● **Dataset records**:
* * * * *
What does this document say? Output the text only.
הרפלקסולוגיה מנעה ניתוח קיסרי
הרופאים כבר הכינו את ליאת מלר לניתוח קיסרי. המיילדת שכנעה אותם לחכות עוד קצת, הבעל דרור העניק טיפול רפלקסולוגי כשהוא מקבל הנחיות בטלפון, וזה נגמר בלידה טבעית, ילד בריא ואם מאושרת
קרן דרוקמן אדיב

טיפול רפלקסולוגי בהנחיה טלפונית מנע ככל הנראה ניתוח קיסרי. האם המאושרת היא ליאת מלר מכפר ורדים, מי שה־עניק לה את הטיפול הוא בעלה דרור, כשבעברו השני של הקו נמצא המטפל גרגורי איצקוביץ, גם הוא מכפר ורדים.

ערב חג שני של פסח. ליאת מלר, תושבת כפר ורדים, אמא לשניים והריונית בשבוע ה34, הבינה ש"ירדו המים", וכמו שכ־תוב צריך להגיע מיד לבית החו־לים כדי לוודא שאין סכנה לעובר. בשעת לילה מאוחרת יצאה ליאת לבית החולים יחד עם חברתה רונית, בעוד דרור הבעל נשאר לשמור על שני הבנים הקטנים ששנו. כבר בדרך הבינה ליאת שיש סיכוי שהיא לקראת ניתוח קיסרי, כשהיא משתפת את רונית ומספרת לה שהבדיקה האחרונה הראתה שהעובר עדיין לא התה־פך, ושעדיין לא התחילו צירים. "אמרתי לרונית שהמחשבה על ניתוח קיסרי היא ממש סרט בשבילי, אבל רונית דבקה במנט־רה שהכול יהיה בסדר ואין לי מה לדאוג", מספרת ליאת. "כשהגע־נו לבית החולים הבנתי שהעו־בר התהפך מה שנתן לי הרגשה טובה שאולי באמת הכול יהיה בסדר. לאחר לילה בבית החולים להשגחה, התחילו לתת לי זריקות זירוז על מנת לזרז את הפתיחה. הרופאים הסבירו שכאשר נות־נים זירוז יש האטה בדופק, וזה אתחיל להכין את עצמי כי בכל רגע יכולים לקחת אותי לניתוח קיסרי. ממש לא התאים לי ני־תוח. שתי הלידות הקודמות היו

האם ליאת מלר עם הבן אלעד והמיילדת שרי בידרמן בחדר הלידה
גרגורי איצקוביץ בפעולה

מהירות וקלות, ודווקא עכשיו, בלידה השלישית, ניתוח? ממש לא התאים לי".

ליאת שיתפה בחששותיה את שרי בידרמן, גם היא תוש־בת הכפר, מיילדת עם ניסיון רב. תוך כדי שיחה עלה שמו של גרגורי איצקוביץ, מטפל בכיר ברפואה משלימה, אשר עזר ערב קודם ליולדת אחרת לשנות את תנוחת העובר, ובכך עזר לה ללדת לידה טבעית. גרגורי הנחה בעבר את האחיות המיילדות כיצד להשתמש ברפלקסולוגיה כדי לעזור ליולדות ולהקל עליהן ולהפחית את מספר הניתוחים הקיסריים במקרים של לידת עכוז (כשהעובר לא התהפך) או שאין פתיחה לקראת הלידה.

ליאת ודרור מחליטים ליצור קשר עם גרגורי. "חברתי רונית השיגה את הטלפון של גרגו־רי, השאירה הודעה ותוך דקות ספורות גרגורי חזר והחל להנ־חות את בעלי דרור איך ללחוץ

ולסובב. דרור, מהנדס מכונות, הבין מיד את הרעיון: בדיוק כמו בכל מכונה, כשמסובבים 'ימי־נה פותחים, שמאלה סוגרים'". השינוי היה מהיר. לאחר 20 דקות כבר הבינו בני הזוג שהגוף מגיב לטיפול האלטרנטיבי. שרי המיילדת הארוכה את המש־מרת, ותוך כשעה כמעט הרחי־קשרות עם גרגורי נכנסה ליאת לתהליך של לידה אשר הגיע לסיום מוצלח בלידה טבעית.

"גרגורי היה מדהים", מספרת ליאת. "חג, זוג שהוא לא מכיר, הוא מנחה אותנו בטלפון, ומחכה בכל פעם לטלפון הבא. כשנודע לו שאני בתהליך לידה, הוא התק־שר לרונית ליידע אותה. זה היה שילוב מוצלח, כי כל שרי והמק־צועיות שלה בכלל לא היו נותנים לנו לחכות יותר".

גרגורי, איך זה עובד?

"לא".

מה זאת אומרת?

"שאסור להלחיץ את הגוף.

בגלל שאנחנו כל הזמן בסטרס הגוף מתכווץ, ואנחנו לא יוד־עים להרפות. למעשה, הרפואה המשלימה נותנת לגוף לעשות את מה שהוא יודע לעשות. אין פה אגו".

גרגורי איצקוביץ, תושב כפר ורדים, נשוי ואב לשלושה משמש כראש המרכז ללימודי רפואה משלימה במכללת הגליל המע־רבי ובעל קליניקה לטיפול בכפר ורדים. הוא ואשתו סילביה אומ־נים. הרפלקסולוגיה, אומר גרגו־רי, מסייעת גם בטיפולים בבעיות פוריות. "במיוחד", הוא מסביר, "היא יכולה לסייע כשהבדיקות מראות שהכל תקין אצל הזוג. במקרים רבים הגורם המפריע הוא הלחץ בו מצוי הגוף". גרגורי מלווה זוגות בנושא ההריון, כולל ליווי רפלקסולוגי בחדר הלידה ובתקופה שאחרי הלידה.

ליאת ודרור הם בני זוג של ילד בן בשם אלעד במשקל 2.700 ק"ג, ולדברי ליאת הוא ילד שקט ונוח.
* * * * *
Pick out the lines that include the word "ודרור" and write them out.

ליאת ודרור מחליטים ליצור קשר עם גרגורי. "חברתי רונית השיגה את הטלפון של גרגו־רי, השאירה הודעה ותוך דקות ספורות גרגורי חזר והחל להנ־חות את בעלי דרור איך ללחוץ
ליאת ודרור הם בני זוג של ילד בן בשם אלעד במשקל 2.700 ק"ג, ולדברי ליאת הוא ילד שקט ונוח.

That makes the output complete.